------ DATA SHOWN ------
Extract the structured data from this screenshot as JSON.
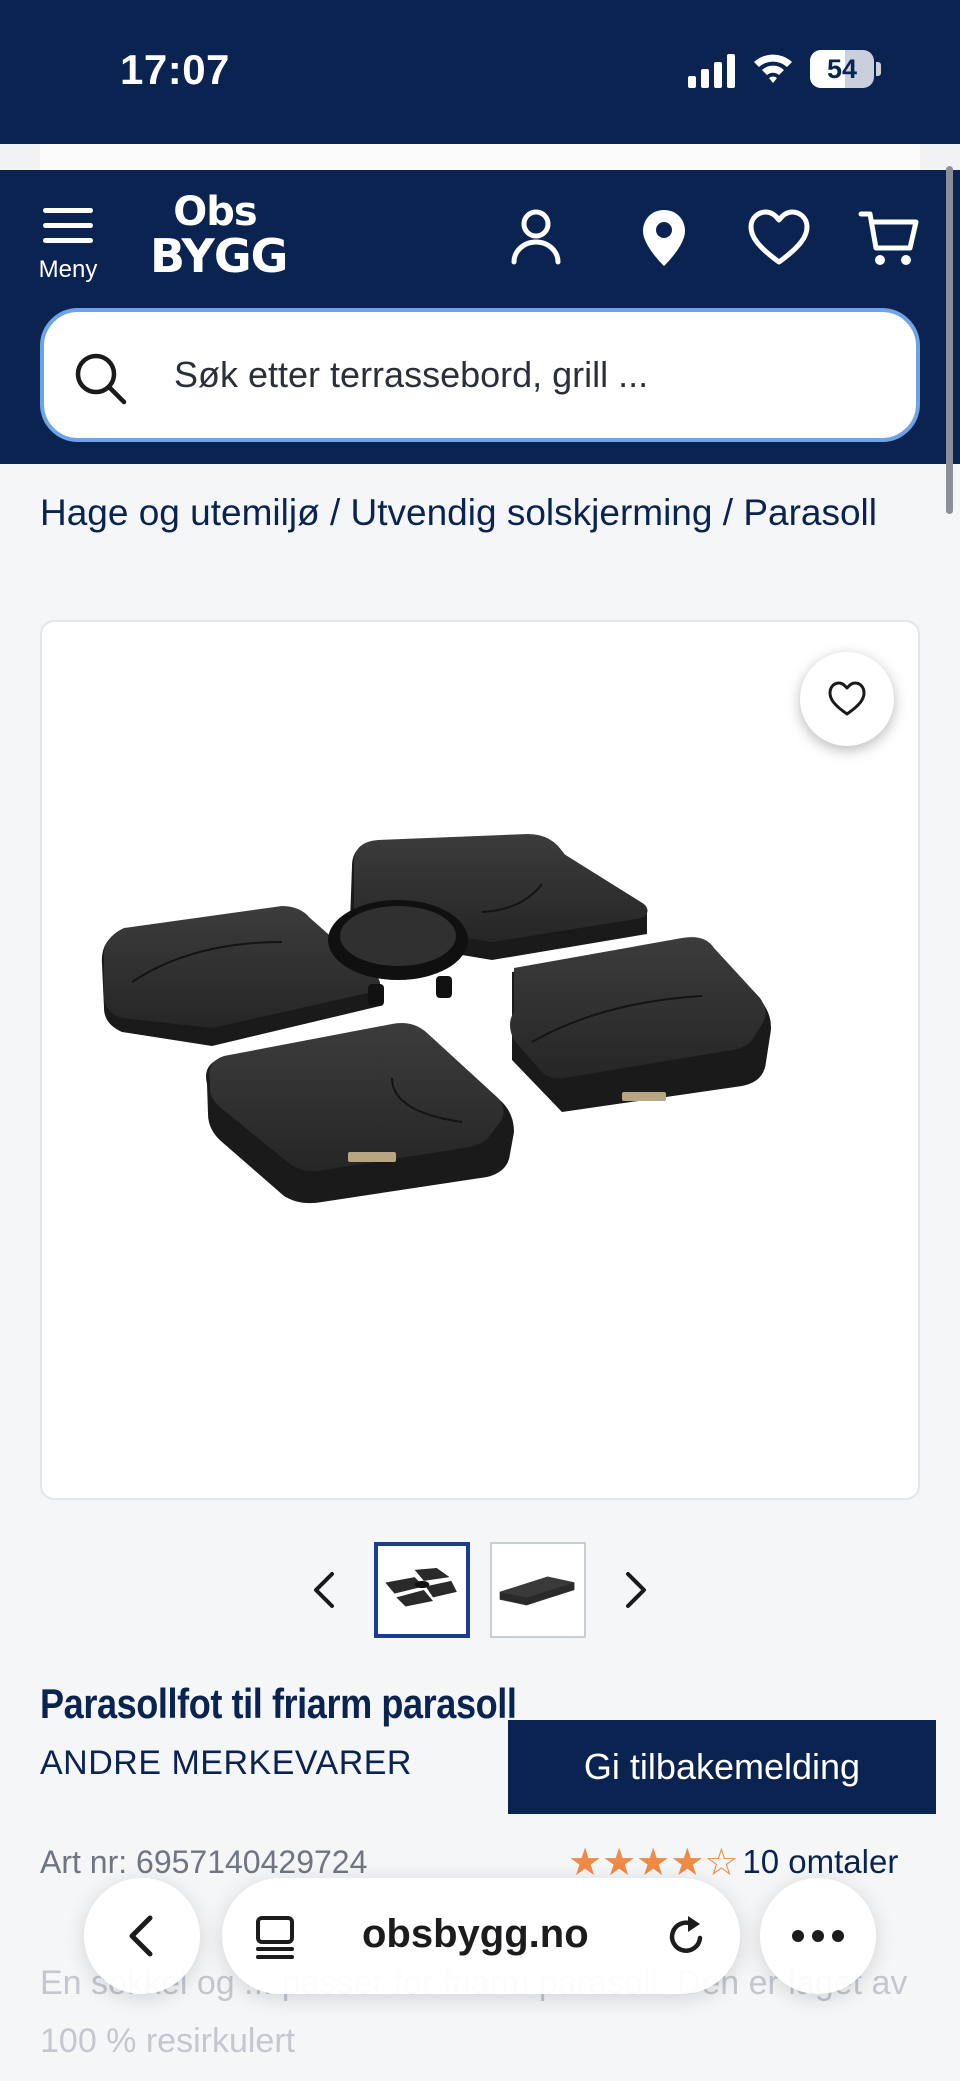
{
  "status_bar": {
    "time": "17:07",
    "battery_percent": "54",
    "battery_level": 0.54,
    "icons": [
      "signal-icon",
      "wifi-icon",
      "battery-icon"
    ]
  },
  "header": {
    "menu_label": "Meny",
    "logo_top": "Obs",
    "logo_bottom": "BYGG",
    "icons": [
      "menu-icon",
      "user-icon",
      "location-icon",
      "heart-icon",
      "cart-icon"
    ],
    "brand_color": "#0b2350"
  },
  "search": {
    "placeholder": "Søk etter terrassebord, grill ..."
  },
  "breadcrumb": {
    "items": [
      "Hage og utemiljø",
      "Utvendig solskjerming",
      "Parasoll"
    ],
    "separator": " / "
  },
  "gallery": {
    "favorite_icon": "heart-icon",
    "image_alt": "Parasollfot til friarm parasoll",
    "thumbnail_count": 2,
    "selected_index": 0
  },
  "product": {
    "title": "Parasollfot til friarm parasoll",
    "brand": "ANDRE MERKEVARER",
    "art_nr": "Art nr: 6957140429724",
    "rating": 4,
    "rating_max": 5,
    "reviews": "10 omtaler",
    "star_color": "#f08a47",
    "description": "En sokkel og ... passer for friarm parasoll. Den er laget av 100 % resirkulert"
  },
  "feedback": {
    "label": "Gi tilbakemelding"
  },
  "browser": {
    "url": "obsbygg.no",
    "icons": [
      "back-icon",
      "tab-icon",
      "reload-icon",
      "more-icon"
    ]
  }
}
------
• [WRITTEN TASK]:
Quote every entry exactly, with the pictures omitted.

• [ANSWER TO THIS EXERCISE]:
Extract the structured data from this screenshot as JSON.
{
  "status_bar": {
    "time": "17:07",
    "battery_percent": "54",
    "battery_level": 0.54,
    "icons": [
      "signal-icon",
      "wifi-icon",
      "battery-icon"
    ]
  },
  "header": {
    "menu_label": "Meny",
    "logo_top": "Obs",
    "logo_bottom": "BYGG",
    "icons": [
      "menu-icon",
      "user-icon",
      "location-icon",
      "heart-icon",
      "cart-icon"
    ],
    "brand_color": "#0b2350"
  },
  "search": {
    "placeholder": "Søk etter terrassebord, grill ..."
  },
  "breadcrumb": {
    "items": [
      "Hage og utemiljø",
      "Utvendig solskjerming",
      "Parasoll"
    ],
    "separator": " / "
  },
  "gallery": {
    "favorite_icon": "heart-icon",
    "image_alt": "Parasollfot til friarm parasoll",
    "thumbnail_count": 2,
    "selected_index": 0
  },
  "product": {
    "title": "Parasollfot til friarm parasoll",
    "brand": "ANDRE MERKEVARER",
    "art_nr": "Art nr: 6957140429724",
    "rating": 4,
    "rating_max": 5,
    "reviews": "10 omtaler",
    "star_color": "#f08a47",
    "description": "En sokkel og ... passer for friarm parasoll. Den er laget av 100 % resirkulert"
  },
  "feedback": {
    "label": "Gi tilbakemelding"
  },
  "browser": {
    "url": "obsbygg.no",
    "icons": [
      "back-icon",
      "tab-icon",
      "reload-icon",
      "more-icon"
    ]
  }
}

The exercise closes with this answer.